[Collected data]
━━━━━━━━━━
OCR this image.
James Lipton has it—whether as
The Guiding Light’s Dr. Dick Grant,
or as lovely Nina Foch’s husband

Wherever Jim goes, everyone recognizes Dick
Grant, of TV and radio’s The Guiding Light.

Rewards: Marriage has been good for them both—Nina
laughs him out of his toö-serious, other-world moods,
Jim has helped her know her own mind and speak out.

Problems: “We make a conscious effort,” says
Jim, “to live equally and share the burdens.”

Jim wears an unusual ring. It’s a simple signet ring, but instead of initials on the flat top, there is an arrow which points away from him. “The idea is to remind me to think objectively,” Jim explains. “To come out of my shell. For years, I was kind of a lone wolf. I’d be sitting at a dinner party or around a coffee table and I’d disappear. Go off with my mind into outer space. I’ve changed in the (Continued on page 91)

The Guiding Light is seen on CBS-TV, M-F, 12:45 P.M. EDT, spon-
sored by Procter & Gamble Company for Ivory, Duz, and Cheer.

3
━━━━━━━━━━
(What you should do) From the listing above, copy every line that holds the string "Light".

(Answer to this task)
The Guiding Light’s Dr. Dick Grant,
Grant, of TV and radio’s The Guiding Light.
The Guiding Light is seen on CBS-TV, M-F, 12:45 P.M. EDT, spon-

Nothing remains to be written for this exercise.